## BEGIN Provided information

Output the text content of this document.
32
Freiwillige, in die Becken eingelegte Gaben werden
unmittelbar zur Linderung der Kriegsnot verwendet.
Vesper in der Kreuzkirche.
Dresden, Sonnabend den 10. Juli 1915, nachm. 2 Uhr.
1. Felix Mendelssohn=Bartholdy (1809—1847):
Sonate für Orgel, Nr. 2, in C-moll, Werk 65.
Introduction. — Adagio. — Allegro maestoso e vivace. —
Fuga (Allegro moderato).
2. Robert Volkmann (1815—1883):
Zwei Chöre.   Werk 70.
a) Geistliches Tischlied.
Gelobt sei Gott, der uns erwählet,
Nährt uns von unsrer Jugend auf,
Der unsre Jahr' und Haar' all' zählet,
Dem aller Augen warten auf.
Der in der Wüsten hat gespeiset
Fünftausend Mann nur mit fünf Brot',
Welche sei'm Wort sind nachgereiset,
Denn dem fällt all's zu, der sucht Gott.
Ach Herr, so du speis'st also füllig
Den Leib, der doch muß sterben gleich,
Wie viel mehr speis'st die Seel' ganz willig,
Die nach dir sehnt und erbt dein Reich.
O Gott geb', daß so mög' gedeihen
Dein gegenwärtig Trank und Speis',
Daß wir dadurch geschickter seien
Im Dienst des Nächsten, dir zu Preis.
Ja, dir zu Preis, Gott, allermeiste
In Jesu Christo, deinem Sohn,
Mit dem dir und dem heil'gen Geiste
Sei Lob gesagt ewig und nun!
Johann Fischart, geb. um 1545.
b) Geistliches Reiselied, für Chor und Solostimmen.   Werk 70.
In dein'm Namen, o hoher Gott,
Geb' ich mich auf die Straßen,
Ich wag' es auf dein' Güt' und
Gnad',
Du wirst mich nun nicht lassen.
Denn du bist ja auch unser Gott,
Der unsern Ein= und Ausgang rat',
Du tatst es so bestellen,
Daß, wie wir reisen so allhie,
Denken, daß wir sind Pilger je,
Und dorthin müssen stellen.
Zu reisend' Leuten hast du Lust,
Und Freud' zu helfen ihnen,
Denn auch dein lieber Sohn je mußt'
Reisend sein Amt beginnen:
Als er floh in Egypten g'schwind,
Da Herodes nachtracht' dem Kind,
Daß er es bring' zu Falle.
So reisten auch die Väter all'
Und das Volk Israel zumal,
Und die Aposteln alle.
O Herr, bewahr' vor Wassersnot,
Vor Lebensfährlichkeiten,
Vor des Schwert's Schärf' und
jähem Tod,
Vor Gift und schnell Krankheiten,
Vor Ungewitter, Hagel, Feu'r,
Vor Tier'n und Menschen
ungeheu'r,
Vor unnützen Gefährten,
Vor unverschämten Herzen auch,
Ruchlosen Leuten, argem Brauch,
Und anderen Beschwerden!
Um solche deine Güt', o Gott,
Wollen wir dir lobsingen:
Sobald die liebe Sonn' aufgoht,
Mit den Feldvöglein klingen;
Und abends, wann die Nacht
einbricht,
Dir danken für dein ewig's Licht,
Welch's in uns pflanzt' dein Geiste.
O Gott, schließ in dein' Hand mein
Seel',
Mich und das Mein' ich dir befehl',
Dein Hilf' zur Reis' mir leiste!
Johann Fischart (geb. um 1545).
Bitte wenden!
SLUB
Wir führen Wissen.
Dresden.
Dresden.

## END Provided information

## Set task
Gather up the lines that contain the word "Johann".

## Task output
Johann Fischart, geb. um 1545.
Johann Fischart (geb. um 1545).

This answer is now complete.